> _Stated goal_:
Search the data below for the word "this" and copy each line that holds it.

> _Raw data_:
»»
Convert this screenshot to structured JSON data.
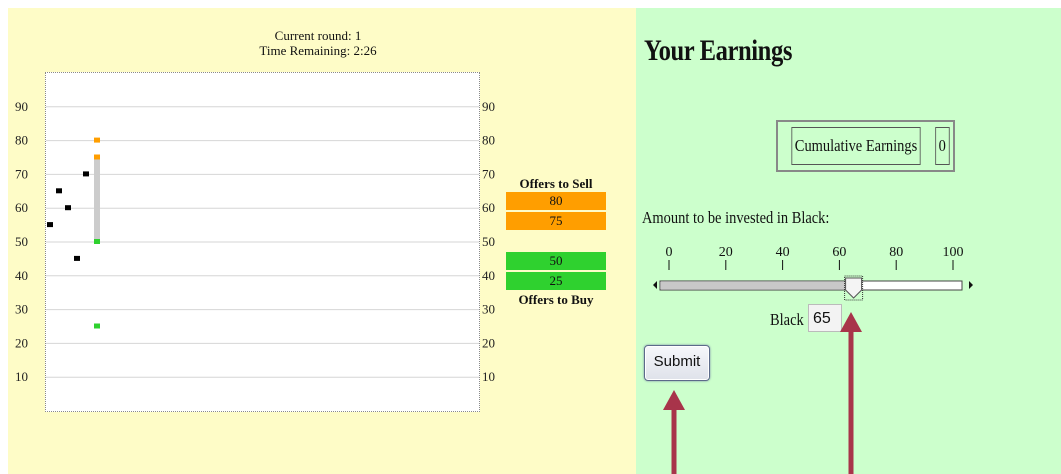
{
  "round": {
    "current_round_label": "Current round: 1",
    "time_remaining_label": "Time Remaining: 2:26"
  },
  "chart_data": {
    "type": "scatter",
    "title": "",
    "xlabel": "",
    "ylabel": "",
    "ylim": [
      0,
      100
    ],
    "y_ticks": [
      10,
      20,
      30,
      40,
      50,
      60,
      70,
      80,
      90
    ],
    "y_tick_labels": [
      "10",
      "20",
      "30",
      "40",
      "50",
      "60",
      "70",
      "80",
      "90"
    ],
    "grid": true,
    "series": [
      {
        "color": "#000000",
        "points": [
          [
            1,
            55
          ],
          [
            2,
            65
          ],
          [
            3,
            60
          ],
          [
            4,
            45
          ],
          [
            5,
            70
          ]
        ]
      },
      {
        "color": "#ff9e00",
        "points": [
          [
            6,
            80
          ],
          [
            6,
            75
          ]
        ]
      },
      {
        "color": "#2fd12f",
        "points": [
          [
            6,
            50
          ],
          [
            6,
            25
          ]
        ]
      }
    ],
    "spread_bar": {
      "x": 6,
      "from": 50,
      "to": 75,
      "color": "#cccccc"
    }
  },
  "offers": {
    "sell_heading": "Offers to Sell",
    "sell": [
      "80",
      "75"
    ],
    "buy": [
      "50",
      "25"
    ],
    "buy_heading": "Offers to Buy",
    "sell_color": "#ff9e00",
    "buy_color": "#2fd12f"
  },
  "earnings": {
    "title": "Your Earnings",
    "cumulative_label": "Cumulative Earnings",
    "cumulative_value": "0",
    "invest_label": "Amount to be invested in Black:",
    "scale_labels": [
      "0",
      "20",
      "40",
      "60",
      "80",
      "100"
    ],
    "slider_value": 65,
    "black_label": "Black",
    "black_value": "65",
    "submit_label": "Submit"
  },
  "colors": {
    "left_bg": "#fefcc7",
    "right_bg": "#ccffcc",
    "arrow": "#a8344a"
  }
}
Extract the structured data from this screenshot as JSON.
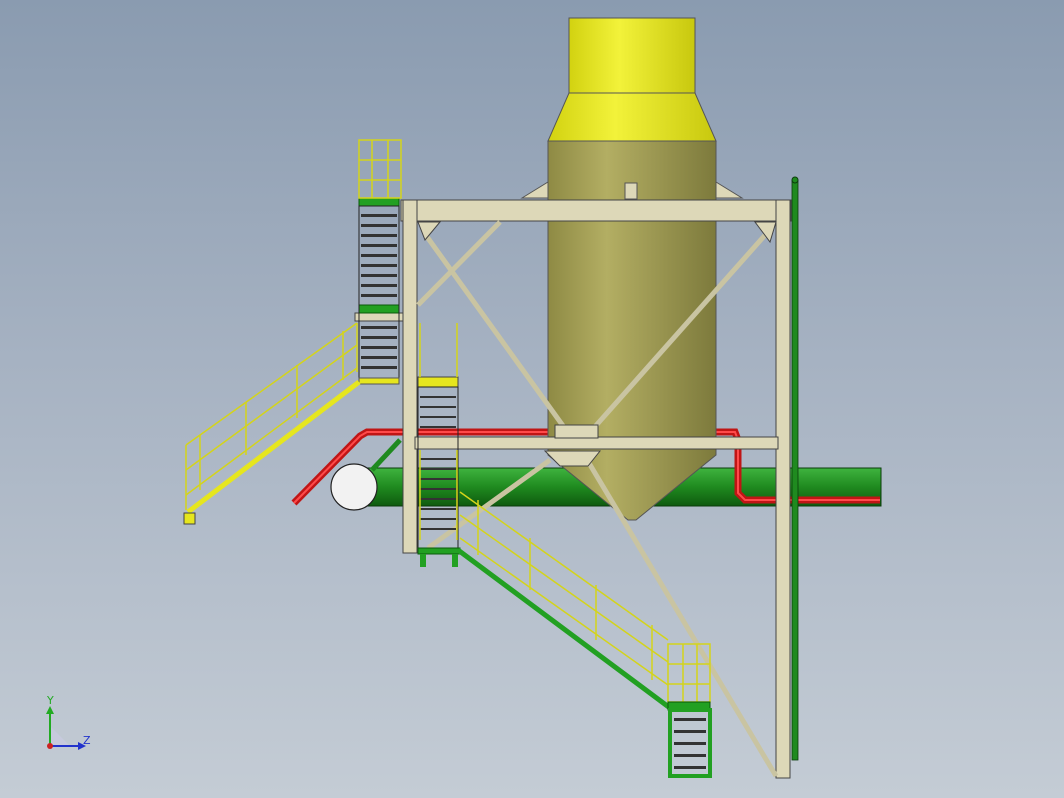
{
  "viewport": {
    "background_top": "#8a9bb0",
    "background_bottom": "#c4ccd5"
  },
  "model": {
    "colors": {
      "vessel_top": "#e8e81a",
      "vessel_body": "#a9a45a",
      "frame": "#ddd8b8",
      "pipe_green": "#1f8a1f",
      "pipe_red": "#d01818",
      "handrail": "#e6e61e",
      "stair_green": "#22a022"
    }
  },
  "axis_triad": {
    "y_label": "Y",
    "z_label": "Z",
    "y_color": "#22aa22",
    "z_color": "#2233cc",
    "origin_color": "#cc2222"
  }
}
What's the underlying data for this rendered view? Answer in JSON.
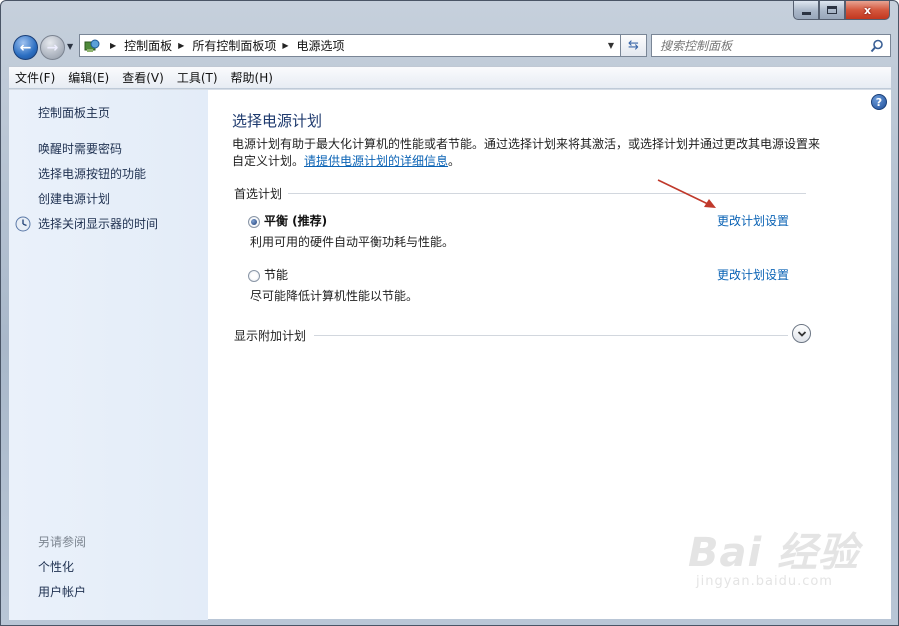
{
  "window": {
    "caption": {
      "minimize": "",
      "maximize": "",
      "close": "x"
    }
  },
  "navbar": {
    "breadcrumbs": [
      "控制面板",
      "所有控制面板项",
      "电源选项"
    ],
    "search_placeholder": "搜索控制面板"
  },
  "menubar": {
    "items": [
      "文件(F)",
      "编辑(E)",
      "查看(V)",
      "工具(T)",
      "帮助(H)"
    ]
  },
  "sidebar": {
    "home": "控制面板主页",
    "links": [
      "唤醒时需要密码",
      "选择电源按钮的功能",
      "创建电源计划",
      "选择关闭显示器的时间"
    ],
    "see_also_title": "另请参阅",
    "see_also": [
      "个性化",
      "用户帐户"
    ]
  },
  "main": {
    "title": "选择电源计划",
    "description": "电源计划有助于最大化计算机的性能或者节能。通过选择计划来将其激活，或选择计划并通过更改其电源设置来自定义计划。",
    "description_link": "请提供电源计划的详细信息",
    "description_end": "。",
    "preferred_group": "首选计划",
    "plans": [
      {
        "name": "平衡 (推荐)",
        "desc": "利用可用的硬件自动平衡功耗与性能。",
        "link": "更改计划设置",
        "selected": true
      },
      {
        "name": "节能",
        "desc": "尽可能降低计算机性能以节能。",
        "link": "更改计划设置",
        "selected": false
      }
    ],
    "additional_group": "显示附加计划",
    "help": "?"
  },
  "watermark": {
    "big": "Bai 经验",
    "small": "jingyan.baidu.com"
  },
  "colors": {
    "link": "#0b63b5",
    "title": "#1e3a6e",
    "sidebar_bg": "#e3ecf8",
    "arrow": "#c0392b"
  }
}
««
> _Complete answer_:
Convert this screenshot to structured JSON data.
Extract the structured data from this screenshot as JSON.
What's the underlying data for this rendered view? Answer in JSON.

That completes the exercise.